(Data records):
╔══

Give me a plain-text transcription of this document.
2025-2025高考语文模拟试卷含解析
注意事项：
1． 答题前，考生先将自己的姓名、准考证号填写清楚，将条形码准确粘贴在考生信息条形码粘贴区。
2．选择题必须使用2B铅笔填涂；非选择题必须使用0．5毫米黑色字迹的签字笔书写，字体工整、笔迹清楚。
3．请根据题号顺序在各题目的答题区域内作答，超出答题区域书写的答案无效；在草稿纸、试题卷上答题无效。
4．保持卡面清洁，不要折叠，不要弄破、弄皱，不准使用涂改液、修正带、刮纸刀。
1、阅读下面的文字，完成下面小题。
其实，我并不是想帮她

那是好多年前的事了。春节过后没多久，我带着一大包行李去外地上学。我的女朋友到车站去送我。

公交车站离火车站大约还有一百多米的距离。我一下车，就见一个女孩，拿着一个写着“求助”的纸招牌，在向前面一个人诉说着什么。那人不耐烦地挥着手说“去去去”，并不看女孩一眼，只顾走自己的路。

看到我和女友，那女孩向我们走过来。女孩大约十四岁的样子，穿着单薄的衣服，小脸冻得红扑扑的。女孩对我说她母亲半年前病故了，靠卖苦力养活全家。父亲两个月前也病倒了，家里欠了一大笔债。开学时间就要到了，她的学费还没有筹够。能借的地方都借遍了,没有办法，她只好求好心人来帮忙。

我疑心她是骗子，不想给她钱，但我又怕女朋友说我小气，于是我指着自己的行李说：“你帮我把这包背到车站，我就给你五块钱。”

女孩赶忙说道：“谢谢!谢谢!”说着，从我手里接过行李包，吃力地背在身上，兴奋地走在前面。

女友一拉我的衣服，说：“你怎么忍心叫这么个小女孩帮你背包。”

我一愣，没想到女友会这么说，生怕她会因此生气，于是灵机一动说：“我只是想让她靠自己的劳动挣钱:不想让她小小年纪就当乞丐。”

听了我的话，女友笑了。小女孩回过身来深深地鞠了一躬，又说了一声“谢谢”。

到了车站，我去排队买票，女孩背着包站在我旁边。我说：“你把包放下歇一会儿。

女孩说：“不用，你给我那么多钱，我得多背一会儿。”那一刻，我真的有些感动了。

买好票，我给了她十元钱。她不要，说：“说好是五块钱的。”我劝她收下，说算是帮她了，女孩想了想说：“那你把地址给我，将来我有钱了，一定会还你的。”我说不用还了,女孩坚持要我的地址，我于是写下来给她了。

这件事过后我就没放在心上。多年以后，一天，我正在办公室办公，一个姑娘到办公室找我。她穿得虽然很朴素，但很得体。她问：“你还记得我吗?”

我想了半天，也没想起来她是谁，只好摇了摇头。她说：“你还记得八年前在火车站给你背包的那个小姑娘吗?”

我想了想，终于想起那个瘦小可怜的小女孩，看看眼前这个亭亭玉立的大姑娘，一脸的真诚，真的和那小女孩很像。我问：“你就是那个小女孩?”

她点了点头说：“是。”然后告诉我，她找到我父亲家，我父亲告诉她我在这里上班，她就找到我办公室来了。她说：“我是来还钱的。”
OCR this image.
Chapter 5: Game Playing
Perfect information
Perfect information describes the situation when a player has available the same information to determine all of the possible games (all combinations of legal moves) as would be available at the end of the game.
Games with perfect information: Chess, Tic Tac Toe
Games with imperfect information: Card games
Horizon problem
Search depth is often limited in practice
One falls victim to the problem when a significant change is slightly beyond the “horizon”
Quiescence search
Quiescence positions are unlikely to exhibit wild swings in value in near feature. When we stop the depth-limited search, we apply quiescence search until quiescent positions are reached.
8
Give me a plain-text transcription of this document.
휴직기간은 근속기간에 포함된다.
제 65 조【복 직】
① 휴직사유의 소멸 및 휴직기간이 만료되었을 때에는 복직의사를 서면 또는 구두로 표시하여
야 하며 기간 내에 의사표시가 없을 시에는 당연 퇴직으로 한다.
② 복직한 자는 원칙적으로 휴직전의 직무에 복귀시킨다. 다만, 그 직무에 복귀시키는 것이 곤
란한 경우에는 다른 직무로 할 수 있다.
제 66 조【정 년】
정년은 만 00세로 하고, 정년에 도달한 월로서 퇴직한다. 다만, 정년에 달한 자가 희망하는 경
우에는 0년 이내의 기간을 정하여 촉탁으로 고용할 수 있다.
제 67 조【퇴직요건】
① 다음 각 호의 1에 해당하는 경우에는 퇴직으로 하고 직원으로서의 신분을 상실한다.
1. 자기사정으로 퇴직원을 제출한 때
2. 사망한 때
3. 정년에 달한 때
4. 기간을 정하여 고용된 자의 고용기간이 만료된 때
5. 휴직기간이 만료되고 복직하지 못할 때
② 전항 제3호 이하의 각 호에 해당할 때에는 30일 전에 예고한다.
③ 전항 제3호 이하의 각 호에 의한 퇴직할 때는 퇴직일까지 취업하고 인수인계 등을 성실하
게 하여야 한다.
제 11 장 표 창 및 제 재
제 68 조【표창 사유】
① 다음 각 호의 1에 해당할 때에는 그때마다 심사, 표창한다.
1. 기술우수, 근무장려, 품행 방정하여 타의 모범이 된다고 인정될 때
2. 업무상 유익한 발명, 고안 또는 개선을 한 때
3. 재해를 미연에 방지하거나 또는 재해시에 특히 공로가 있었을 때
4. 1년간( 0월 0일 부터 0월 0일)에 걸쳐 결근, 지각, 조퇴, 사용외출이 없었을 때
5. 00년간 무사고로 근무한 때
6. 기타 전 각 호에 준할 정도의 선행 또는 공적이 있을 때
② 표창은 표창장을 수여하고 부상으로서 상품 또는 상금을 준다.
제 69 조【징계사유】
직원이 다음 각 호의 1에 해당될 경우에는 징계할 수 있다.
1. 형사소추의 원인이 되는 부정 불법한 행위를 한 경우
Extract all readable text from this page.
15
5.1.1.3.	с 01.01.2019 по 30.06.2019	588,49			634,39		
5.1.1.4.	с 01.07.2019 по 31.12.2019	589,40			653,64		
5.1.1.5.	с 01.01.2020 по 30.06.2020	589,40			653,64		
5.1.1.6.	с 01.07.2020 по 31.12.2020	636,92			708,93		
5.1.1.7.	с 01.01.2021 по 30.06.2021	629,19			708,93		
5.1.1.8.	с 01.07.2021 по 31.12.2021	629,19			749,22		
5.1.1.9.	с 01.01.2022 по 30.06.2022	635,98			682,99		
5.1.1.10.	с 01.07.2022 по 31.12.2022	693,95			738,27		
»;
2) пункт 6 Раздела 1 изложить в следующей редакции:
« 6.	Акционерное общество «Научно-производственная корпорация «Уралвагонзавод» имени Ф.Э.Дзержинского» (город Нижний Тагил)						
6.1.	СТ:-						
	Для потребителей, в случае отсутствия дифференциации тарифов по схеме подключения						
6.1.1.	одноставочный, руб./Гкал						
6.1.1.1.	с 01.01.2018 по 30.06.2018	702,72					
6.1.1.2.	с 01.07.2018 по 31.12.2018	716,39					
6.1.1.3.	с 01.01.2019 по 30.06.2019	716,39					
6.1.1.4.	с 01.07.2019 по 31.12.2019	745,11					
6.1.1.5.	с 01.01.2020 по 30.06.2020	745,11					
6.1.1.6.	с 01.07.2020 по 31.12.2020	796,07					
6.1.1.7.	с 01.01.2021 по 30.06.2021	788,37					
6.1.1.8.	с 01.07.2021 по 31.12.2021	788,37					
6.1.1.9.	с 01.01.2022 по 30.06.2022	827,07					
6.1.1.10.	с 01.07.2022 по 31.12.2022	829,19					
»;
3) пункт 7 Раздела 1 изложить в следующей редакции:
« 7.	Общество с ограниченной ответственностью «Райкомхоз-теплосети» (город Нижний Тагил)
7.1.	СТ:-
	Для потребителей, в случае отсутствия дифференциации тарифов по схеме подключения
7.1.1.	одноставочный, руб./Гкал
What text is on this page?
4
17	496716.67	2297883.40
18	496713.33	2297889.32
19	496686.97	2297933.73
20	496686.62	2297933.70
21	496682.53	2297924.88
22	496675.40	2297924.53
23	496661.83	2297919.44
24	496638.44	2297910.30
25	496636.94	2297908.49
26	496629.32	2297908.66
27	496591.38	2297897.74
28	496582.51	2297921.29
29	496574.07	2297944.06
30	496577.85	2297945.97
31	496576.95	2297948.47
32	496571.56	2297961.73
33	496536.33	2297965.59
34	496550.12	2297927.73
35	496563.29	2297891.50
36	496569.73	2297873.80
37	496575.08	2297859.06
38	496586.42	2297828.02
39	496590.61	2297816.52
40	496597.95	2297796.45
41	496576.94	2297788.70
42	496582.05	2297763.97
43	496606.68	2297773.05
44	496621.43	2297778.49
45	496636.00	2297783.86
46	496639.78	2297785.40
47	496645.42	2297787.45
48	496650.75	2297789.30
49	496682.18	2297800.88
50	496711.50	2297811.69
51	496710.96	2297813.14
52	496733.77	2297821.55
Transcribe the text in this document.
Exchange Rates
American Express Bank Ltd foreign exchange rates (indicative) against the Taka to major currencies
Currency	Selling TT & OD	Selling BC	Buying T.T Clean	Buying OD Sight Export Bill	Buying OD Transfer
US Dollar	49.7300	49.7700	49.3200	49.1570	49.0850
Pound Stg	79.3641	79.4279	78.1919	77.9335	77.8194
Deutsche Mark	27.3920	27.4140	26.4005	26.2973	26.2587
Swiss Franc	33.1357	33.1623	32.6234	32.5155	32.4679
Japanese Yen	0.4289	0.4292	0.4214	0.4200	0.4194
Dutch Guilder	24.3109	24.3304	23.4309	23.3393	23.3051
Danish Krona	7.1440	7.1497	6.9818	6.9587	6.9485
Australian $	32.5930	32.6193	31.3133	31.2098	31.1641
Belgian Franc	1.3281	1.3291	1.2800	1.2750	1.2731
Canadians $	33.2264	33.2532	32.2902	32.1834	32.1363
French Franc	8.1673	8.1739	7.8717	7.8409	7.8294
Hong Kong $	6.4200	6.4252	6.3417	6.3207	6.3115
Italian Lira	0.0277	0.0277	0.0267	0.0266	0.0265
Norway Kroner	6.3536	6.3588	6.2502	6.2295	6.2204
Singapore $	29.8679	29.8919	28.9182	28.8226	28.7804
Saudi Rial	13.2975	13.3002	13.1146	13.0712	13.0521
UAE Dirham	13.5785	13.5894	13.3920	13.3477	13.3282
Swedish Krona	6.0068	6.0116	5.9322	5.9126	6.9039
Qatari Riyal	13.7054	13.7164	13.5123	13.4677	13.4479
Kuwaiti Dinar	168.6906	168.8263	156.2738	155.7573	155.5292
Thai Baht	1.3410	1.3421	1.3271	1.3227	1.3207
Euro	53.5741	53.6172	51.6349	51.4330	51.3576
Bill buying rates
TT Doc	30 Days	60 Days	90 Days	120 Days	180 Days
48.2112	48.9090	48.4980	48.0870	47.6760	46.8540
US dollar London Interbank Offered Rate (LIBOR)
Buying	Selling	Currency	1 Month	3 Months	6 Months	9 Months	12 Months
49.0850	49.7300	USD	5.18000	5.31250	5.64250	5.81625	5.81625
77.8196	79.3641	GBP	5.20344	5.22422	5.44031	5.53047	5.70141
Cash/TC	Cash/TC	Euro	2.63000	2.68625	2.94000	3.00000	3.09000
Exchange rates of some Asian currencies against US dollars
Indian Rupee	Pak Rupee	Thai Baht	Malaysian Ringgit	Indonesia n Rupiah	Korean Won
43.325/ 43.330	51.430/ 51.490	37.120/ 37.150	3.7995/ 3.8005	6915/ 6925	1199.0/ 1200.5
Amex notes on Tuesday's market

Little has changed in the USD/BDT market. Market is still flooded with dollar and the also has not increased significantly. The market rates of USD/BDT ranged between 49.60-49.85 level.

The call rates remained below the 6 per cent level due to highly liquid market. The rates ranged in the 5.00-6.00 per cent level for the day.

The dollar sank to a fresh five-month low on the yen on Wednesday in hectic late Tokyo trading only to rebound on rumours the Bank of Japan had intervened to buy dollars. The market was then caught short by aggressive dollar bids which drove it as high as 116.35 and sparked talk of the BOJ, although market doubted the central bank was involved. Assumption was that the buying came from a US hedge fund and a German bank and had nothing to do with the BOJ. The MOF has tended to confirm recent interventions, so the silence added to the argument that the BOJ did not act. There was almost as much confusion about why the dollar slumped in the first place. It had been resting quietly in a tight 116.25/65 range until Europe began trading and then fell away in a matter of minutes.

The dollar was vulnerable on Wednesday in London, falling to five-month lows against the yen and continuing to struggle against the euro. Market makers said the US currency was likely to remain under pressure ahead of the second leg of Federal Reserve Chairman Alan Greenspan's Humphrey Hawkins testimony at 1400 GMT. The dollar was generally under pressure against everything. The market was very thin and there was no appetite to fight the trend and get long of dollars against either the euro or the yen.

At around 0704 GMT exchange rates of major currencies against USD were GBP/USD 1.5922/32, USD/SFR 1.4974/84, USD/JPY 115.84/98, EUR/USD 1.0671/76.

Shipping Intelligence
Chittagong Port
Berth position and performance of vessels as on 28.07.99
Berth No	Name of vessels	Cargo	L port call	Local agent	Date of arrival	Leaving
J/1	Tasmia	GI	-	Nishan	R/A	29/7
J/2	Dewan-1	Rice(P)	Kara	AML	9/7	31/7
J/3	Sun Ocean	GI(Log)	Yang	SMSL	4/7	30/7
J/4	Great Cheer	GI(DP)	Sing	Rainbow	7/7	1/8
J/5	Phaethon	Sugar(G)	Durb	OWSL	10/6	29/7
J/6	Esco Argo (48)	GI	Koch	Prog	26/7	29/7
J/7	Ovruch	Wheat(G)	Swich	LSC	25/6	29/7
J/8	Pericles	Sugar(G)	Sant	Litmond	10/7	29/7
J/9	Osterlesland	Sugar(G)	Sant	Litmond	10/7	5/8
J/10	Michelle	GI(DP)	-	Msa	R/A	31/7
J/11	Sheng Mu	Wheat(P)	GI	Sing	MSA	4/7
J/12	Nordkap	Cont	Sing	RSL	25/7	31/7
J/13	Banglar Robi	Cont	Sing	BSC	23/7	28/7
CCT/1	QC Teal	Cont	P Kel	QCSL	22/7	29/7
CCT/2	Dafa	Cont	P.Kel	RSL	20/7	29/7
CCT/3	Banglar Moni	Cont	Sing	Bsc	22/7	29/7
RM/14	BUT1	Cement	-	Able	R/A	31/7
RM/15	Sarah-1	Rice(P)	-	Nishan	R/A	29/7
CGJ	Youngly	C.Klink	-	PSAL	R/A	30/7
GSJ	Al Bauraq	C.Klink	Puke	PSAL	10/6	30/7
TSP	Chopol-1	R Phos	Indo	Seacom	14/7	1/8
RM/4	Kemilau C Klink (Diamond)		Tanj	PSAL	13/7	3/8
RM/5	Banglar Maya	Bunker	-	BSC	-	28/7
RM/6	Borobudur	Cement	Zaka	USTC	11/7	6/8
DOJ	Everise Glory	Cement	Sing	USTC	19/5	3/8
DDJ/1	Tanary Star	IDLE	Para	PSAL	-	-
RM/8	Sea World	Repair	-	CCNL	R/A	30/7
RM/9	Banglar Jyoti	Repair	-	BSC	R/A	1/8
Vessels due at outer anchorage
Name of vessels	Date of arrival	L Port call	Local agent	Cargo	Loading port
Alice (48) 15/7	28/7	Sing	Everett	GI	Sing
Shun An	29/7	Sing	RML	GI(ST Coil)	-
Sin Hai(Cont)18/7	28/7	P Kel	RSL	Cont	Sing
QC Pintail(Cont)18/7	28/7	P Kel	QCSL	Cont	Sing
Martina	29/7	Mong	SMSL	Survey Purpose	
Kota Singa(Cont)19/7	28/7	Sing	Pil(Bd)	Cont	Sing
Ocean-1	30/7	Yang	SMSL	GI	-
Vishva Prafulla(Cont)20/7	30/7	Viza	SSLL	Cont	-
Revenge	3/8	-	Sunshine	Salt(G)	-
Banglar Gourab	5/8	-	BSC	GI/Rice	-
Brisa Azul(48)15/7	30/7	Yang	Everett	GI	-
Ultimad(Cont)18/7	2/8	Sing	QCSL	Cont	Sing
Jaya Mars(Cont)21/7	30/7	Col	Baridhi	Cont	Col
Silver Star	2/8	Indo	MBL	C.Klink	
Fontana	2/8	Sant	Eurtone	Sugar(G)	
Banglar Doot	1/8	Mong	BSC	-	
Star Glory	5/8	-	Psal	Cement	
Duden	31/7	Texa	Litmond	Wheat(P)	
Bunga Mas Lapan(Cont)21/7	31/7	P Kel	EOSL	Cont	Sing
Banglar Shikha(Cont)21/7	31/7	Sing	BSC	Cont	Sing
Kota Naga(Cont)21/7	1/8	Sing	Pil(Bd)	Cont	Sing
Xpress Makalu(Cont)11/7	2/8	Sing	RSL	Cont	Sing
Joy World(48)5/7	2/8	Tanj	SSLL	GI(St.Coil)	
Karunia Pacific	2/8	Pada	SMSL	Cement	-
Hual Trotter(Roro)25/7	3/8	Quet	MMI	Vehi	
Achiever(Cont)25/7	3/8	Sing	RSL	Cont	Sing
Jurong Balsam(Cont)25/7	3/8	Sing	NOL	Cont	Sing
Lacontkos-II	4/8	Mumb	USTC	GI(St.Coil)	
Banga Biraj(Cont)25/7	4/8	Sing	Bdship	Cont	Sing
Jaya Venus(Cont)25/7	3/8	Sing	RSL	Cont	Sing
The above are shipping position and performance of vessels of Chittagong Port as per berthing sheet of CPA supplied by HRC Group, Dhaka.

╚══

(Direction):
Make a copy of each line that contains the string "Glory".

(Output):
DOJ	Everise Glory	Cement	Sing	USTC	19/5	3/8
Star Glory	5/8	-	Psal	Cement	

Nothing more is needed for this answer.